# RAW RECORDS:
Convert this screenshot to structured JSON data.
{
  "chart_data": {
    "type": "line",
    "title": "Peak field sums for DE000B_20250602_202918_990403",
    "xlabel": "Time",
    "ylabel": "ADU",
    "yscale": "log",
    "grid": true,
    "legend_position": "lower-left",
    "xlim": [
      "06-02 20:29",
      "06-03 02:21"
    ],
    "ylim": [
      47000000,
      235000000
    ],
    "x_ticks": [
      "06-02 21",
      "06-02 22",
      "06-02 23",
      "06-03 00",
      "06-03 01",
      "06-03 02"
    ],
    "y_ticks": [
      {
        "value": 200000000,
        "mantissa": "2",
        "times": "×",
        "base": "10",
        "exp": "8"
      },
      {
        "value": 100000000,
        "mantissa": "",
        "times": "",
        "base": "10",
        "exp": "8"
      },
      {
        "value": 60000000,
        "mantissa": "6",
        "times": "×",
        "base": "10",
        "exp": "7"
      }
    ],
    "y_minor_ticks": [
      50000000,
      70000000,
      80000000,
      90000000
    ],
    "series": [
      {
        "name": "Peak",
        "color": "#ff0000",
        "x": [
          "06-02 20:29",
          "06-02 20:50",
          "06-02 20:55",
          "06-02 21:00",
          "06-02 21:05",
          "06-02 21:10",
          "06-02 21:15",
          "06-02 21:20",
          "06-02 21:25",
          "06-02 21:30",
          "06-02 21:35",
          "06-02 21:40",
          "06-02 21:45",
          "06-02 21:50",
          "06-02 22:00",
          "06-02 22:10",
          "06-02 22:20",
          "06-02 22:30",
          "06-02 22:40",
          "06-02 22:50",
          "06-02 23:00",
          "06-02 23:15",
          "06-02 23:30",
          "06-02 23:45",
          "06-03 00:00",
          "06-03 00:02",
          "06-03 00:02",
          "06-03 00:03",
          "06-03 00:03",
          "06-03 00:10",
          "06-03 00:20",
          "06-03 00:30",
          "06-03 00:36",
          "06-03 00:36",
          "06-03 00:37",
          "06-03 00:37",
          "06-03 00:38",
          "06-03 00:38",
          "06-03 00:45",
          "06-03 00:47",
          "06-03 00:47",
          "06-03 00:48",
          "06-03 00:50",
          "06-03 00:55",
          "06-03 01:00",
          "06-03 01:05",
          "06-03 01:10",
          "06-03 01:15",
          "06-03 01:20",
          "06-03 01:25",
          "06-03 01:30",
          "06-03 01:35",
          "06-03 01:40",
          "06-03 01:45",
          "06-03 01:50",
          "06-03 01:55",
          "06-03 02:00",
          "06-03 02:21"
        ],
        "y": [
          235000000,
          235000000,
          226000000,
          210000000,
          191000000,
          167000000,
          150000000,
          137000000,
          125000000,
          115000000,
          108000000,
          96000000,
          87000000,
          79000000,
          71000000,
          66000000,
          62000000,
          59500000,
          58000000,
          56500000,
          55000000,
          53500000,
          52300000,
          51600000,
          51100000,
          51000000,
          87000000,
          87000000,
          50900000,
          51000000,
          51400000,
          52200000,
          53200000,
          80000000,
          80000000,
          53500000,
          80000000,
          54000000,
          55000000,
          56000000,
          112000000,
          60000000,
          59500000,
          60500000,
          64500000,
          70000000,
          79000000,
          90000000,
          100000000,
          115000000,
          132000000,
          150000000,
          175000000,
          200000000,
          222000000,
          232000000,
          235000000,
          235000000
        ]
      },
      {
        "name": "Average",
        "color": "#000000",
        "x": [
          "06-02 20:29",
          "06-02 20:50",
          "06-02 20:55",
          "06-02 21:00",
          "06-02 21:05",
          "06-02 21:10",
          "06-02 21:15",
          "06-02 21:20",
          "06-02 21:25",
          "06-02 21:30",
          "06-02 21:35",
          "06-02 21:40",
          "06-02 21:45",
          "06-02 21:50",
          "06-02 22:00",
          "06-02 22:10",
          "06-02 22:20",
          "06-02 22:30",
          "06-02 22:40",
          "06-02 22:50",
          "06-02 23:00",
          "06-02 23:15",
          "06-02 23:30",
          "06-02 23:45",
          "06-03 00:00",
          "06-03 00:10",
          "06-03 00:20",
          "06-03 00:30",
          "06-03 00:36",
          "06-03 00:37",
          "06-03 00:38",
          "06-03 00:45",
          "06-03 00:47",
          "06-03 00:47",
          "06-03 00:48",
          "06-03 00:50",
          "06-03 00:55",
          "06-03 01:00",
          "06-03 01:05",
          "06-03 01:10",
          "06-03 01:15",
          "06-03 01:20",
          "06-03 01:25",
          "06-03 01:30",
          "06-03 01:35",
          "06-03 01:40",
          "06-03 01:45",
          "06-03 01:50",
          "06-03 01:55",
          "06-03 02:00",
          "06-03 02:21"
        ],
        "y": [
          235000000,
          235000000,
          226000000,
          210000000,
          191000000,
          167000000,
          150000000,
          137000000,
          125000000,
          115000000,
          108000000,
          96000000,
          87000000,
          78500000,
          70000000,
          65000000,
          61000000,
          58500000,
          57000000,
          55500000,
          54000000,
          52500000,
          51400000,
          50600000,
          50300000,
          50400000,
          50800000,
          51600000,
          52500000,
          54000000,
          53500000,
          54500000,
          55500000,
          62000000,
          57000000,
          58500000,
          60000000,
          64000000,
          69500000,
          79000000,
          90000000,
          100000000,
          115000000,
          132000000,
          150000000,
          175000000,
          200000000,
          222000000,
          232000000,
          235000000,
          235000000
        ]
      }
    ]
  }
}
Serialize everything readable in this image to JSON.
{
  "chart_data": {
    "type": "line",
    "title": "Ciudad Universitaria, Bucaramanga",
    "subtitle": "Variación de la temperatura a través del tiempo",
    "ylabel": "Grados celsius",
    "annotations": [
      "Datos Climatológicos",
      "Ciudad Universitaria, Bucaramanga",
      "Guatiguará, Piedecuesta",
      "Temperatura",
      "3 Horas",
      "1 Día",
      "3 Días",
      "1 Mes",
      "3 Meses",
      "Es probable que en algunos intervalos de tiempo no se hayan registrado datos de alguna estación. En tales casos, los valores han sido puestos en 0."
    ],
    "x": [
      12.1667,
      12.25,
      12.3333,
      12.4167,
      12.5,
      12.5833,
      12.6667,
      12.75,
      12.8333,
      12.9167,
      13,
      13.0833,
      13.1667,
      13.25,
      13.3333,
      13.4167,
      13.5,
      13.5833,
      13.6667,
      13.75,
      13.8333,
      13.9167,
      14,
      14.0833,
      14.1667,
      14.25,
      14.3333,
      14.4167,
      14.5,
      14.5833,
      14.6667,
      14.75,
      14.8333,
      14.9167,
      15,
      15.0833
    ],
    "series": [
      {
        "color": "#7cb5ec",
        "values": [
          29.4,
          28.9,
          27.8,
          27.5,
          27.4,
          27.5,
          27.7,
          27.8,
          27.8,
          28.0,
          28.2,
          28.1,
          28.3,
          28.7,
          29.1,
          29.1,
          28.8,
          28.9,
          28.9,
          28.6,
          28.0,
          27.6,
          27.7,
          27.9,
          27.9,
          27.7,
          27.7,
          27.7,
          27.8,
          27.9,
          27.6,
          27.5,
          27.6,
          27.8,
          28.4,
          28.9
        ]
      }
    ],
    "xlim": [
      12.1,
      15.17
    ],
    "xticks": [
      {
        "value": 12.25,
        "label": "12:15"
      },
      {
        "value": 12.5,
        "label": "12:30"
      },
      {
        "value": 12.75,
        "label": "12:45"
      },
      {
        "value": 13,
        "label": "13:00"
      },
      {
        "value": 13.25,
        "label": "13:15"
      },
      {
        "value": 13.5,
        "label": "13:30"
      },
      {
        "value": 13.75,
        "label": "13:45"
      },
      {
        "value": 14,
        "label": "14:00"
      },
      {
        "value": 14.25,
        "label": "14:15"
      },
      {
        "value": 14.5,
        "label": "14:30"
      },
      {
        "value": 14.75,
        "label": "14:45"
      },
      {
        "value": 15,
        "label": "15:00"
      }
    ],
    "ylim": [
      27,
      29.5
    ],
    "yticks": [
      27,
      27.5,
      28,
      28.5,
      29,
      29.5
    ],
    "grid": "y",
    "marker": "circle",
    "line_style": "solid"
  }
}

# GOAL:
Report how many lines of the entries hold the string "color". Provide the number alone.

# EXERCISE OUTPUT:
3